* Begin *
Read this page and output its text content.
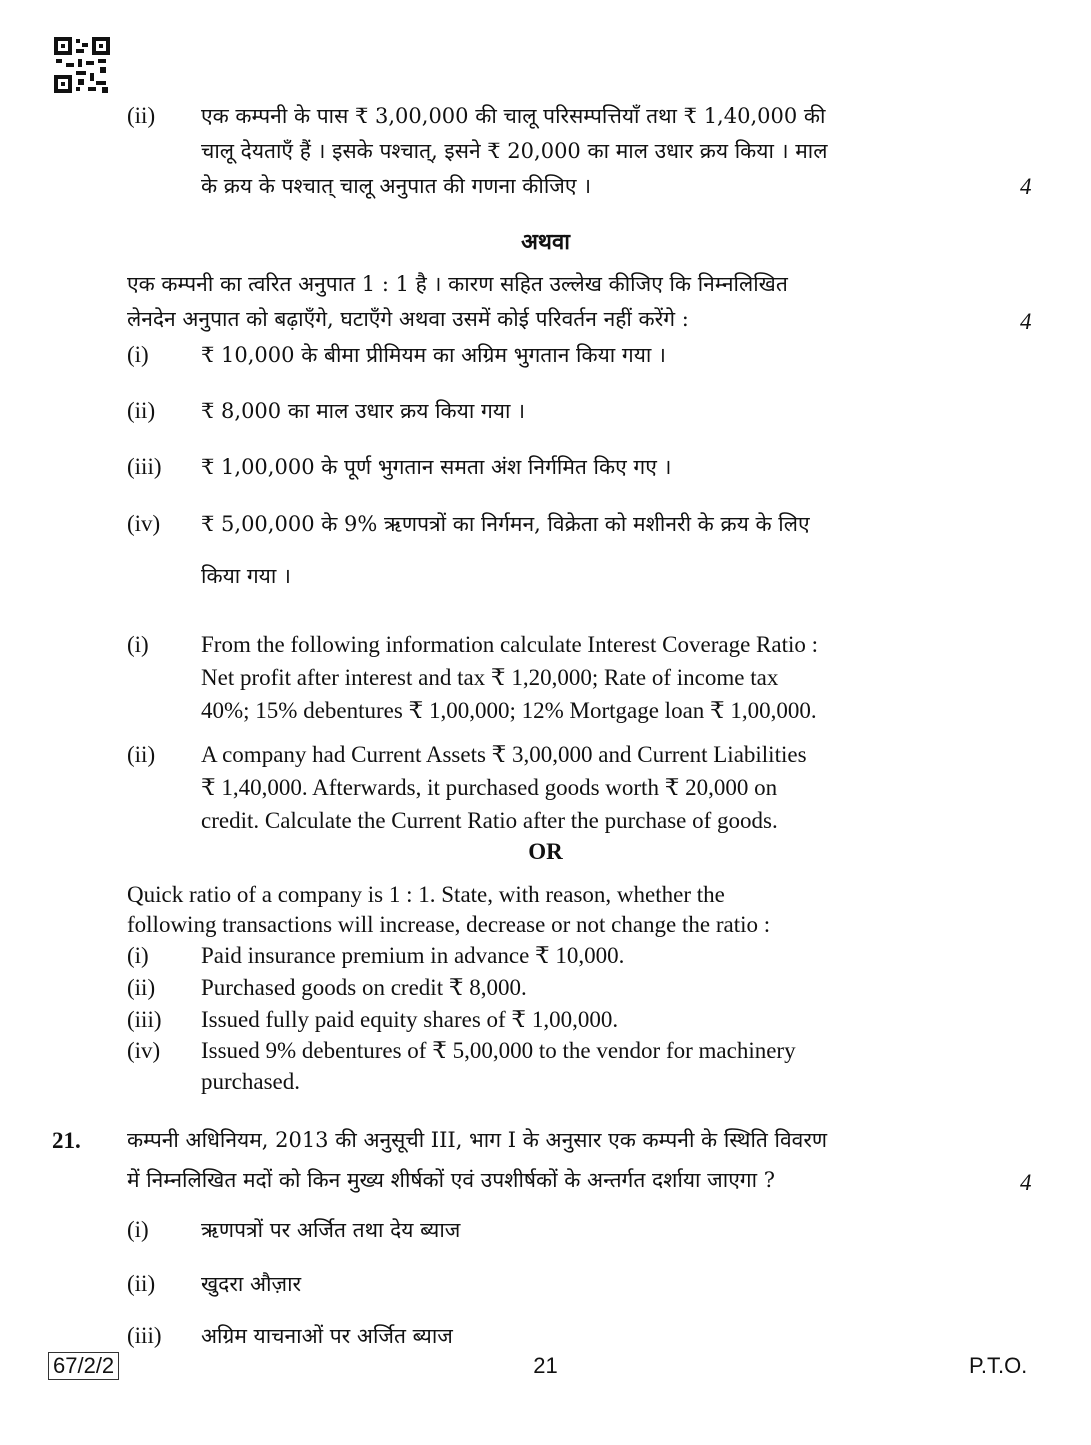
(ii) एक कम्पनी के पास ₹ 3,00,000 की चालू परिसम्पत्तियाँ तथा ₹ 1,40,000 की
चालू देयताएँ हैं । इसके पश्चात्, इसने ₹ 20,000 का माल उधार क्रय किया । माल
के क्रय के पश्चात् चालू अनुपात की गणना कीजिए ।	4
अथवा
एक कम्पनी का त्वरित अनुपात 1 : 1 है । कारण सहित उल्लेख कीजिए कि निम्नलिखित
लेनदेन अनुपात को बढ़ाएँगे, घटाएँगे अथवा उसमें कोई परिवर्तन नहीं करेंगे :	4
(i) ₹ 10,000 के बीमा प्रीमियम का अग्रिम भुगतान किया गया ।
(ii) ₹ 8,000 का माल उधार क्रय किया गया ।
(iii) ₹ 1,00,000 के पूर्ण भुगतान समता अंश निर्गमित किए गए ।
(iv) ₹ 5,00,000 के 9% ऋणपत्रों का निर्गमन, विक्रेता को मशीनरी के क्रय के लिए
किया गया ।
(i) From the following information calculate Interest Coverage Ratio :
Net profit after interest and tax ₹ 1,20,000; Rate of income tax
40%; 15% debentures ₹ 1,00,000; 12% Mortgage loan ₹ 1,00,000.
(ii) A company had Current Assets ₹ 3,00,000 and Current Liabilities
₹ 1,40,000. Afterwards, it purchased goods worth ₹ 20,000 on
credit. Calculate the Current Ratio after the purchase of goods.
OR
Quick ratio of a company is 1 : 1. State, with reason, whether the
following transactions will increase, decrease or not change the ratio :
(i) Paid insurance premium in advance ₹ 10,000.
(ii) Purchased goods on credit ₹ 8,000.
(iii) Issued fully paid equity shares of ₹ 1,00,000.
(iv) Issued 9% debentures of ₹ 5,00,000 to the vendor for machinery
purchased.
21. कम्पनी अधिनियम, 2013 की अनुसूची III, भाग I के अनुसार एक कम्पनी के स्थिति विवरण
में निम्नलिखित मदों को किन मुख्य शीर्षकों एवं उपशीर्षकों के अन्तर्गत दर्शाया जाएगा ?	4
(i) ऋणपत्रों पर अर्जित तथा देय ब्याज
(ii) खुदरा औज़ार
(iii) अग्रिम याचनाओं पर अर्जित ब्याज
67/2/2	21	P.T.O.
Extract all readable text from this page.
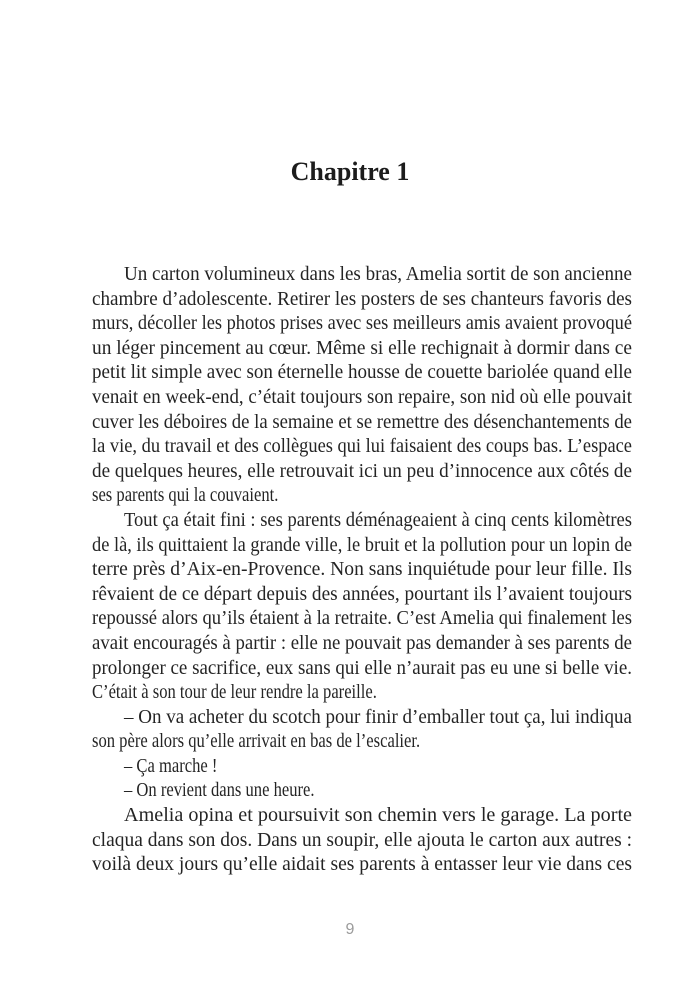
Chapitre 1
Un carton volumineux dans les bras, Amelia sortit de son ancienne
chambre d’adolescente. Retirer les posters de ses chanteurs favoris des
murs, décoller les photos prises avec ses meilleurs amis avaient provoqué
un léger pincement au cœur. Même si elle rechignait à dormir dans ce
petit lit simple avec son éternelle housse de couette bariolée quand elle
venait en week-end, c’était toujours son repaire, son nid où elle pouvait
cuver les déboires de la semaine et se remettre des désenchantements de
la vie, du travail et des collègues qui lui faisaient des coups bas. L’espace
de quelques heures, elle retrouvait ici un peu d’innocence aux côtés de
ses parents qui la couvaient.
Tout ça était fini : ses parents déménageaient à cinq cents kilomètres
de là, ils quittaient la grande ville, le bruit et la pollution pour un lopin de
terre près d’Aix-en-Provence. Non sans inquiétude pour leur fille. Ils
rêvaient de ce départ depuis des années, pourtant ils l’avaient toujours
repoussé alors qu’ils étaient à la retraite. C’est Amelia qui finalement les
avait encouragés à partir : elle ne pouvait pas demander à ses parents de
prolonger ce sacrifice, eux sans qui elle n’aurait pas eu une si belle vie.
C’était à son tour de leur rendre la pareille.
– On va acheter du scotch pour finir d’emballer tout ça, lui indiqua
son père alors qu’elle arrivait en bas de l’escalier.
– Ça marche !
– On revient dans une heure.
Amelia opina et poursuivit son chemin vers le garage. La porte
claqua dans son dos. Dans un soupir, elle ajouta le carton aux autres :
voilà deux jours qu’elle aidait ses parents à entasser leur vie dans ces
9
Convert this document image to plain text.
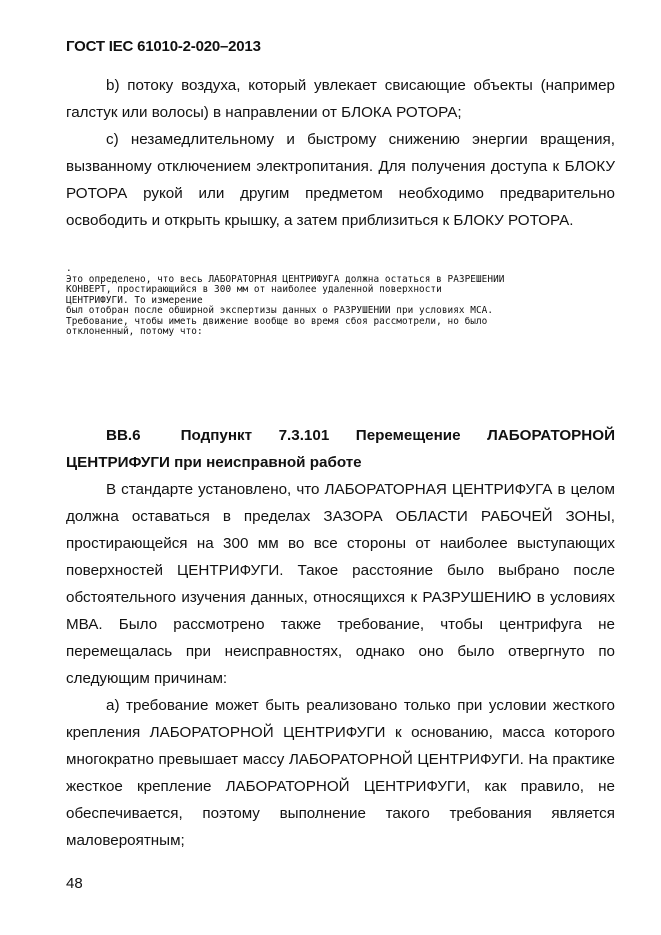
ГОСТ IEC 61010-2-020–2013

b) потоку воздуха, который увлекает свисающие объекты (например галстук или волосы) в направлении от БЛОКА РОТОРА;

c) незамедлительному и быстрому снижению энергии вращения, вызванному отключением электропитания. Для получения доступа к БЛОКУ РОТОРА рукой или другим предметом необходимо предварительно освободить и открыть крышку, а затем приблизиться к БЛОКУ РОТОРА.

.
Это определено, что весь ЛАБОРАТОРНАЯ ЦЕНТРИФУГА должна остаться в РАЗРЕШЕНИИ
КОНВЕРТ, простирающийся в 300 мм от наиболее удаленной поверхности
ЦЕНТРИФУГИ. То измерение
был отобран после обширной экспертизы данных о РАЗРУШЕНИИ при условиях МСА.
Требование, чтобы иметь движение вообще во время сбоя рассмотрели, но было
отклоненный, потому что:

ВВ.6	Подпункт 7.3.101 Перемещение ЛАБОРАТОРНОЙ ЦЕНТРИФУГИ при неисправной работе

В стандарте установлено, что ЛАБОРАТОРНАЯ ЦЕНТРИФУГА в целом должна оставаться в пределах ЗАЗОРА ОБЛАСТИ РАБОЧЕЙ ЗОНЫ, простирающейся на 300 мм во все стороны от наиболее выступающих поверхностей ЦЕНТРИФУГИ. Такое расстояние было выбрано после обстоятельного изучения данных, относящихся к РАЗРУШЕНИЮ в условиях МВА. Было рассмотрено также требование, чтобы центрифуга не перемещалась при неисправностях, однако оно было отвергнуто по следующим причинам:

a) требование может быть реализовано только при условии жесткого крепления ЛАБОРАТОРНОЙ ЦЕНТРИФУГИ к основанию, масса которого многократно превышает массу ЛАБОРАТОРНОЙ ЦЕНТРИФУГИ. На практике жесткое крепление ЛАБОРАТОРНОЙ ЦЕНТРИФУГИ, как правило, не обеспечивается, поэтому выполнение такого требования является маловероятным;

48
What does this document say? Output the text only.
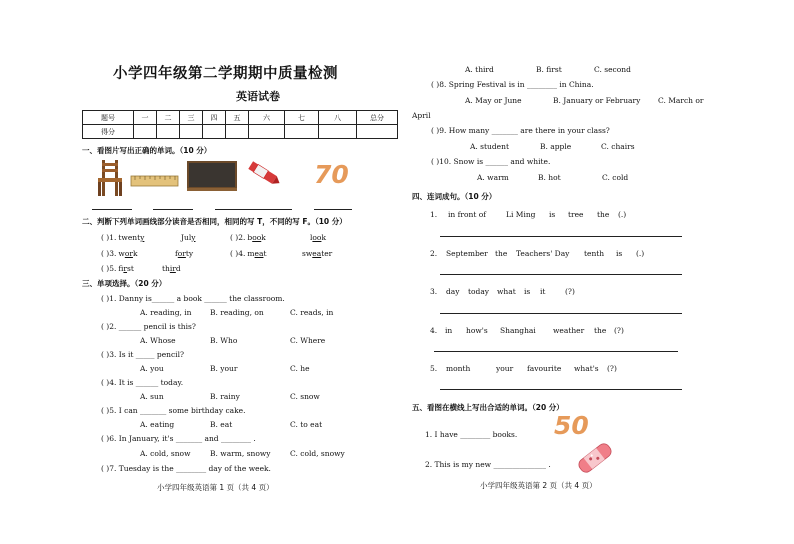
小学四年级第二学期期中质量检测
英语试卷
题号	一	二	三	四	五	六	七	八	总分
得分									
一、看图片写出正确的单词。（10 分）
70
二、判断下列单词画线部分读音是否相同，相同的写 T，不同的写 F。（10 分）
( )1. twenty	July	( )2. book	look
( )3. work	forty	( )4. meat	sweater
( )5. first	third
三、单项选择。（20 分）
( )1. Danny is______ a book ______ the classroom.
A. reading, in B. reading, on	C. reads, in
( )2. ______ pencil is this?
A. Whose	B. Who	C. Where
( )3. Is it _____ pencil?
A. you	B. your	C. he
( )4. It is ______ today.
A. sun	B. rainy	C. snow
( )5. I can _______ some birthday cake.
A. eating	B. eat	C. to eat
( )6. In January, it's _______ and ________ .
A. cold, snow	B. warm, snowy	C. cold, snowy
( )7. Tuesday is the ________ day of the week.
小学四年级英语第 1 页（共 4 页）
A. third	B. first	C. second
( )8. Spring Festival is in ________ in China.
A. May or June	B. January or February C. March or
April
( )9. How many _______ are there in your class?
A. student	B. apple	C. chairs
( )10. Snow is ______ and white.
A. warm	B. hot	C. cold
四、连词成句。（10 分）
1. in front of	Li Ming is tree the (.)
2. September the Teachers' Day tenth is (.)
3. day today what is it	(?)
4. in how's Shanghai weather the (?)
5. month	your favourite what's (?)
五、看图在横线上写出合适的单词。（20 分）
1. I have ________ books. 50
2. This is my new ______________ .
小学四年级英语第 2 页（共 4 页）
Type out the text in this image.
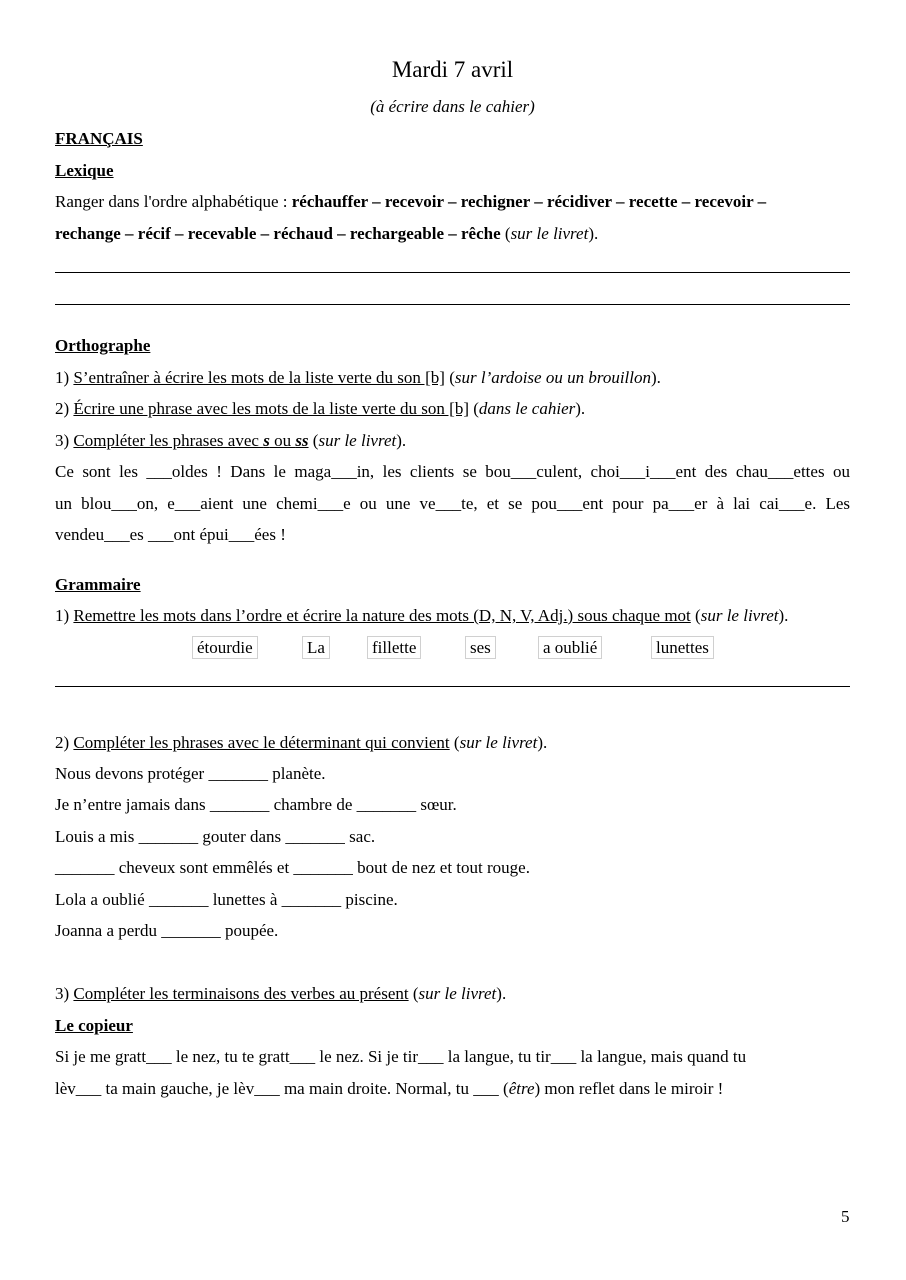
Mardi 7 avril
(à écrire dans le cahier)
FRANÇAIS
Lexique
Ranger dans l'ordre alphabétique : réchauffer – recevoir – rechigner – récidiver – recette – recevoir –
rechange – récif – recevable – réchaud – rechargeable – rêche (sur le livret).
Orthographe
1) S’entraîner à écrire les mots de la liste verte du son [b] (sur l’ardoise ou un brouillon).
2) Écrire une phrase avec les mots de la liste verte du son [b] (dans le cahier).
3) Compléter les phrases avec s ou ss (sur le livret).
Ce sont les ___oldes ! Dans le maga___in, les clients se bou___culent, choi___i___ent des chau___ettes ou
un blou___on, e___aient une chemi___e ou une ve___te, et se pou___ent pour pa___er à lai cai___e. Les
vendeu___es ___ont épui___ées !
Grammaire
1) Remettre les mots dans l’ordre et écrire la nature des mots (D, N, V, Adj.) sous chaque mot (sur le livret).
étourdie	La	fillette	ses	a oublié	lunettes
2) Compléter les phrases avec le déterminant qui convient (sur le livret).
Nous devons protéger _______ planète.
Je n’entre jamais dans _______ chambre de _______ sœur.
Louis a mis _______ gouter dans _______ sac.
_______ cheveux sont emmêlés et _______ bout de nez et tout rouge.
Lola a oublié _______ lunettes à _______ piscine.
Joanna a perdu _______ poupée.
3) Compléter les terminaisons des verbes au présent (sur le livret).
Le copieur
Si je me gratt___ le nez, tu te gratt___ le nez. Si je tir___ la langue, tu tir___ la langue, mais quand tu
lèv___ ta main gauche, je lèv___ ma main droite. Normal, tu ___ (être) mon reflet dans le miroir !
5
* End *
From the entries above, return each line with the word "livret" in it.

rechange – récif – recevable – réchaud – rechargeable – rêche (sur le livret).
3) Compléter les phrases avec s ou ss (sur le livret).
1) Remettre les mots dans l’ordre et écrire la nature des mots (D, N, V, Adj.) sous chaque mot (sur le livret).
2) Compléter les phrases avec le déterminant qui convient (sur le livret).
3) Compléter les terminaisons des verbes au présent (sur le livret).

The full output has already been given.